++++ Entries provided

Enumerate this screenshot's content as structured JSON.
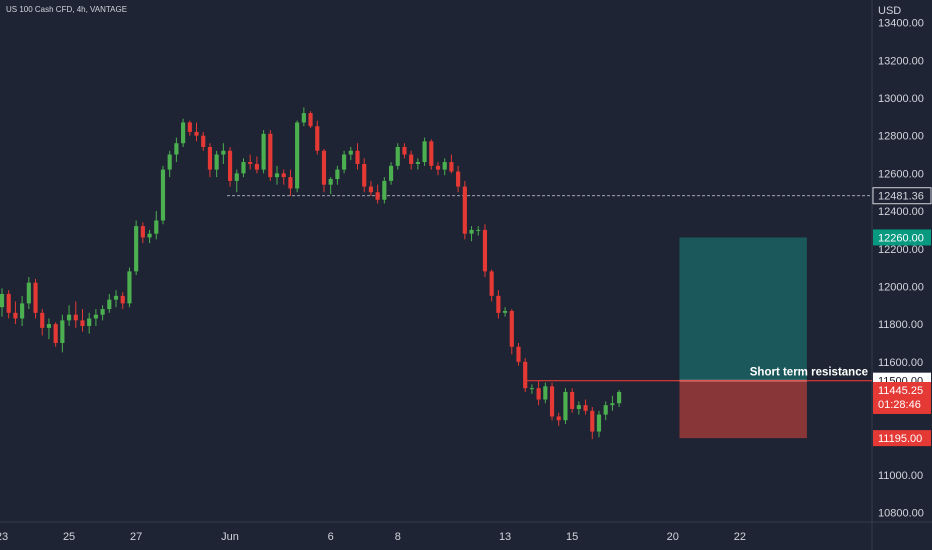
{
  "header": {
    "symbol_title": "US 100 Cash CFD, 4h, VANTAGE",
    "currency": "USD"
  },
  "colors": {
    "background": "#1e2433",
    "up": "#4caf50",
    "down": "#e53935",
    "target_zone": "#1b5c5e",
    "stop_zone": "#8e3838",
    "resistance": "#e53935",
    "axis_text": "#d1d4dc"
  },
  "chart_data": {
    "type": "candlestick",
    "ylim": [
      10750,
      13520
    ],
    "y_ticks": [
      10800,
      11000,
      11200,
      11400,
      11600,
      11800,
      12000,
      12200,
      12400,
      12600,
      12800,
      13000,
      13200,
      13400
    ],
    "y_tick_labels": [
      "10800.00",
      "11000.00",
      "11200.00",
      "11400.00",
      "11600.00",
      "11800.00",
      "12000.00",
      "12200.00",
      "12400.00",
      "12600.00",
      "12800.00",
      "13000.00",
      "13200.00",
      "13400.00"
    ],
    "x_tick_labels": [
      "23",
      "25",
      "27",
      "Jun",
      "6",
      "8",
      "13",
      "15",
      "20",
      "22"
    ],
    "x_tick_bar_index": [
      0,
      10,
      20,
      34,
      49,
      59,
      75,
      85,
      100,
      110
    ],
    "bar_count_visible": 130,
    "candles": [
      [
        11890,
        11990,
        11840,
        11960
      ],
      [
        11960,
        11980,
        11830,
        11860
      ],
      [
        11860,
        11920,
        11800,
        11830
      ],
      [
        11830,
        11950,
        11790,
        11910
      ],
      [
        11910,
        12050,
        11880,
        12020
      ],
      [
        12020,
        12040,
        11830,
        11860
      ],
      [
        11860,
        11880,
        11740,
        11780
      ],
      [
        11780,
        11830,
        11720,
        11800
      ],
      [
        11800,
        11810,
        11680,
        11700
      ],
      [
        11700,
        11850,
        11650,
        11820
      ],
      [
        11820,
        11900,
        11790,
        11850
      ],
      [
        11850,
        11920,
        11780,
        11820
      ],
      [
        11820,
        11880,
        11760,
        11790
      ],
      [
        11790,
        11860,
        11750,
        11830
      ],
      [
        11830,
        11880,
        11790,
        11850
      ],
      [
        11850,
        11900,
        11820,
        11880
      ],
      [
        11880,
        11960,
        11860,
        11930
      ],
      [
        11930,
        11980,
        11890,
        11950
      ],
      [
        11950,
        11970,
        11880,
        11910
      ],
      [
        11910,
        12100,
        11890,
        12080
      ],
      [
        12080,
        12350,
        12060,
        12320
      ],
      [
        12320,
        12340,
        12230,
        12260
      ],
      [
        12260,
        12300,
        12230,
        12280
      ],
      [
        12280,
        12400,
        12250,
        12350
      ],
      [
        12350,
        12640,
        12330,
        12620
      ],
      [
        12620,
        12720,
        12580,
        12700
      ],
      [
        12700,
        12790,
        12660,
        12760
      ],
      [
        12760,
        12890,
        12740,
        12870
      ],
      [
        12870,
        12880,
        12800,
        12820
      ],
      [
        12820,
        12870,
        12770,
        12800
      ],
      [
        12800,
        12820,
        12720,
        12740
      ],
      [
        12740,
        12760,
        12580,
        12620
      ],
      [
        12620,
        12720,
        12580,
        12700
      ],
      [
        12700,
        12760,
        12650,
        12720
      ],
      [
        12720,
        12740,
        12530,
        12560
      ],
      [
        12560,
        12620,
        12500,
        12600
      ],
      [
        12600,
        12680,
        12580,
        12660
      ],
      [
        12660,
        12700,
        12620,
        12650
      ],
      [
        12650,
        12690,
        12600,
        12620
      ],
      [
        12620,
        12830,
        12600,
        12810
      ],
      [
        12810,
        12830,
        12560,
        12580
      ],
      [
        12580,
        12640,
        12540,
        12600
      ],
      [
        12600,
        12620,
        12540,
        12580
      ],
      [
        12580,
        12620,
        12480,
        12520
      ],
      [
        12520,
        12880,
        12500,
        12870
      ],
      [
        12870,
        12950,
        12850,
        12920
      ],
      [
        12920,
        12930,
        12840,
        12850
      ],
      [
        12850,
        12880,
        12700,
        12720
      ],
      [
        12720,
        12730,
        12500,
        12540
      ],
      [
        12540,
        12580,
        12490,
        12570
      ],
      [
        12570,
        12640,
        12540,
        12620
      ],
      [
        12620,
        12720,
        12600,
        12700
      ],
      [
        12700,
        12740,
        12670,
        12720
      ],
      [
        12720,
        12760,
        12620,
        12650
      ],
      [
        12650,
        12680,
        12500,
        12530
      ],
      [
        12530,
        12560,
        12480,
        12500
      ],
      [
        12500,
        12540,
        12440,
        12460
      ],
      [
        12460,
        12580,
        12440,
        12560
      ],
      [
        12560,
        12660,
        12540,
        12640
      ],
      [
        12640,
        12760,
        12620,
        12740
      ],
      [
        12740,
        12760,
        12680,
        12700
      ],
      [
        12700,
        12720,
        12620,
        12650
      ],
      [
        12650,
        12680,
        12620,
        12660
      ],
      [
        12660,
        12790,
        12640,
        12770
      ],
      [
        12770,
        12780,
        12620,
        12640
      ],
      [
        12640,
        12660,
        12590,
        12620
      ],
      [
        12620,
        12680,
        12590,
        12660
      ],
      [
        12660,
        12700,
        12600,
        12610
      ],
      [
        12610,
        12640,
        12500,
        12530
      ],
      [
        12530,
        12560,
        12250,
        12280
      ],
      [
        12280,
        12320,
        12240,
        12300
      ],
      [
        12300,
        12320,
        12270,
        12300
      ],
      [
        12300,
        12330,
        12050,
        12080
      ],
      [
        12080,
        12090,
        11920,
        11950
      ],
      [
        11950,
        11980,
        11830,
        11860
      ],
      [
        11860,
        11890,
        11840,
        11870
      ],
      [
        11870,
        11880,
        11640,
        11680
      ],
      [
        11680,
        11700,
        11580,
        11600
      ],
      [
        11600,
        11620,
        11440,
        11460
      ],
      [
        11460,
        11480,
        11430,
        11460
      ],
      [
        11460,
        11500,
        11370,
        11400
      ],
      [
        11400,
        11490,
        11380,
        11470
      ],
      [
        11470,
        11490,
        11290,
        11310
      ],
      [
        11310,
        11330,
        11260,
        11290
      ],
      [
        11290,
        11460,
        11270,
        11440
      ],
      [
        11440,
        11460,
        11330,
        11350
      ],
      [
        11350,
        11390,
        11320,
        11370
      ],
      [
        11370,
        11400,
        11320,
        11340
      ],
      [
        11340,
        11360,
        11190,
        11230
      ],
      [
        11230,
        11340,
        11200,
        11320
      ],
      [
        11320,
        11390,
        11290,
        11370
      ],
      [
        11370,
        11420,
        11340,
        11380
      ],
      [
        11380,
        11450,
        11360,
        11440
      ]
    ],
    "right_price_levels": [
      "12481.36",
      "12260.00",
      "11500.00",
      "11445.25",
      "01:28:46",
      "11195.00"
    ],
    "level_values": {
      "dashed_support": 12481.36,
      "target": 12260,
      "entry_resistance": 11500,
      "last_price": 11445.25,
      "stop": 11195
    },
    "annotation_text": "Short term resistance"
  }
}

++++++++

Work to do:
Your job is to transcribe the entries above exactly; skip the pictures.

Answer for this exercise:
Enumerate this screenshot's content as structured JSON.
{
  "header": {
    "symbol_title": "US 100 Cash CFD, 4h, VANTAGE",
    "currency": "USD"
  },
  "colors": {
    "background": "#1e2433",
    "up": "#4caf50",
    "down": "#e53935",
    "target_zone": "#1b5c5e",
    "stop_zone": "#8e3838",
    "resistance": "#e53935",
    "axis_text": "#d1d4dc"
  },
  "chart_data": {
    "type": "candlestick",
    "ylim": [
      10750,
      13520
    ],
    "y_ticks": [
      10800,
      11000,
      11200,
      11400,
      11600,
      11800,
      12000,
      12200,
      12400,
      12600,
      12800,
      13000,
      13200,
      13400
    ],
    "y_tick_labels": [
      "10800.00",
      "11000.00",
      "11200.00",
      "11400.00",
      "11600.00",
      "11800.00",
      "12000.00",
      "12200.00",
      "12400.00",
      "12600.00",
      "12800.00",
      "13000.00",
      "13200.00",
      "13400.00"
    ],
    "x_tick_labels": [
      "23",
      "25",
      "27",
      "Jun",
      "6",
      "8",
      "13",
      "15",
      "20",
      "22"
    ],
    "x_tick_bar_index": [
      0,
      10,
      20,
      34,
      49,
      59,
      75,
      85,
      100,
      110
    ],
    "bar_count_visible": 130,
    "candles": [
      [
        11890,
        11990,
        11840,
        11960
      ],
      [
        11960,
        11980,
        11830,
        11860
      ],
      [
        11860,
        11920,
        11800,
        11830
      ],
      [
        11830,
        11950,
        11790,
        11910
      ],
      [
        11910,
        12050,
        11880,
        12020
      ],
      [
        12020,
        12040,
        11830,
        11860
      ],
      [
        11860,
        11880,
        11740,
        11780
      ],
      [
        11780,
        11830,
        11720,
        11800
      ],
      [
        11800,
        11810,
        11680,
        11700
      ],
      [
        11700,
        11850,
        11650,
        11820
      ],
      [
        11820,
        11900,
        11790,
        11850
      ],
      [
        11850,
        11920,
        11780,
        11820
      ],
      [
        11820,
        11880,
        11760,
        11790
      ],
      [
        11790,
        11860,
        11750,
        11830
      ],
      [
        11830,
        11880,
        11790,
        11850
      ],
      [
        11850,
        11900,
        11820,
        11880
      ],
      [
        11880,
        11960,
        11860,
        11930
      ],
      [
        11930,
        11980,
        11890,
        11950
      ],
      [
        11950,
        11970,
        11880,
        11910
      ],
      [
        11910,
        12100,
        11890,
        12080
      ],
      [
        12080,
        12350,
        12060,
        12320
      ],
      [
        12320,
        12340,
        12230,
        12260
      ],
      [
        12260,
        12300,
        12230,
        12280
      ],
      [
        12280,
        12400,
        12250,
        12350
      ],
      [
        12350,
        12640,
        12330,
        12620
      ],
      [
        12620,
        12720,
        12580,
        12700
      ],
      [
        12700,
        12790,
        12660,
        12760
      ],
      [
        12760,
        12890,
        12740,
        12870
      ],
      [
        12870,
        12880,
        12800,
        12820
      ],
      [
        12820,
        12870,
        12770,
        12800
      ],
      [
        12800,
        12820,
        12720,
        12740
      ],
      [
        12740,
        12760,
        12580,
        12620
      ],
      [
        12620,
        12720,
        12580,
        12700
      ],
      [
        12700,
        12760,
        12650,
        12720
      ],
      [
        12720,
        12740,
        12530,
        12560
      ],
      [
        12560,
        12620,
        12500,
        12600
      ],
      [
        12600,
        12680,
        12580,
        12660
      ],
      [
        12660,
        12700,
        12620,
        12650
      ],
      [
        12650,
        12690,
        12600,
        12620
      ],
      [
        12620,
        12830,
        12600,
        12810
      ],
      [
        12810,
        12830,
        12560,
        12580
      ],
      [
        12580,
        12640,
        12540,
        12600
      ],
      [
        12600,
        12620,
        12540,
        12580
      ],
      [
        12580,
        12620,
        12480,
        12520
      ],
      [
        12520,
        12880,
        12500,
        12870
      ],
      [
        12870,
        12950,
        12850,
        12920
      ],
      [
        12920,
        12930,
        12840,
        12850
      ],
      [
        12850,
        12880,
        12700,
        12720
      ],
      [
        12720,
        12730,
        12500,
        12540
      ],
      [
        12540,
        12580,
        12490,
        12570
      ],
      [
        12570,
        12640,
        12540,
        12620
      ],
      [
        12620,
        12720,
        12600,
        12700
      ],
      [
        12700,
        12740,
        12670,
        12720
      ],
      [
        12720,
        12760,
        12620,
        12650
      ],
      [
        12650,
        12680,
        12500,
        12530
      ],
      [
        12530,
        12560,
        12480,
        12500
      ],
      [
        12500,
        12540,
        12440,
        12460
      ],
      [
        12460,
        12580,
        12440,
        12560
      ],
      [
        12560,
        12660,
        12540,
        12640
      ],
      [
        12640,
        12760,
        12620,
        12740
      ],
      [
        12740,
        12760,
        12680,
        12700
      ],
      [
        12700,
        12720,
        12620,
        12650
      ],
      [
        12650,
        12680,
        12620,
        12660
      ],
      [
        12660,
        12790,
        12640,
        12770
      ],
      [
        12770,
        12780,
        12620,
        12640
      ],
      [
        12640,
        12660,
        12590,
        12620
      ],
      [
        12620,
        12680,
        12590,
        12660
      ],
      [
        12660,
        12700,
        12600,
        12610
      ],
      [
        12610,
        12640,
        12500,
        12530
      ],
      [
        12530,
        12560,
        12250,
        12280
      ],
      [
        12280,
        12320,
        12240,
        12300
      ],
      [
        12300,
        12320,
        12270,
        12300
      ],
      [
        12300,
        12330,
        12050,
        12080
      ],
      [
        12080,
        12090,
        11920,
        11950
      ],
      [
        11950,
        11980,
        11830,
        11860
      ],
      [
        11860,
        11890,
        11840,
        11870
      ],
      [
        11870,
        11880,
        11640,
        11680
      ],
      [
        11680,
        11700,
        11580,
        11600
      ],
      [
        11600,
        11620,
        11440,
        11460
      ],
      [
        11460,
        11480,
        11430,
        11460
      ],
      [
        11460,
        11500,
        11370,
        11400
      ],
      [
        11400,
        11490,
        11380,
        11470
      ],
      [
        11470,
        11490,
        11290,
        11310
      ],
      [
        11310,
        11330,
        11260,
        11290
      ],
      [
        11290,
        11460,
        11270,
        11440
      ],
      [
        11440,
        11460,
        11330,
        11350
      ],
      [
        11350,
        11390,
        11320,
        11370
      ],
      [
        11370,
        11400,
        11320,
        11340
      ],
      [
        11340,
        11360,
        11190,
        11230
      ],
      [
        11230,
        11340,
        11200,
        11320
      ],
      [
        11320,
        11390,
        11290,
        11370
      ],
      [
        11370,
        11420,
        11340,
        11380
      ],
      [
        11380,
        11450,
        11360,
        11440
      ]
    ],
    "right_price_levels": [
      "12481.36",
      "12260.00",
      "11500.00",
      "11445.25",
      "01:28:46",
      "11195.00"
    ],
    "level_values": {
      "dashed_support": 12481.36,
      "target": 12260,
      "entry_resistance": 11500,
      "last_price": 11445.25,
      "stop": 11195
    },
    "annotation_text": "Short term resistance"
  }
}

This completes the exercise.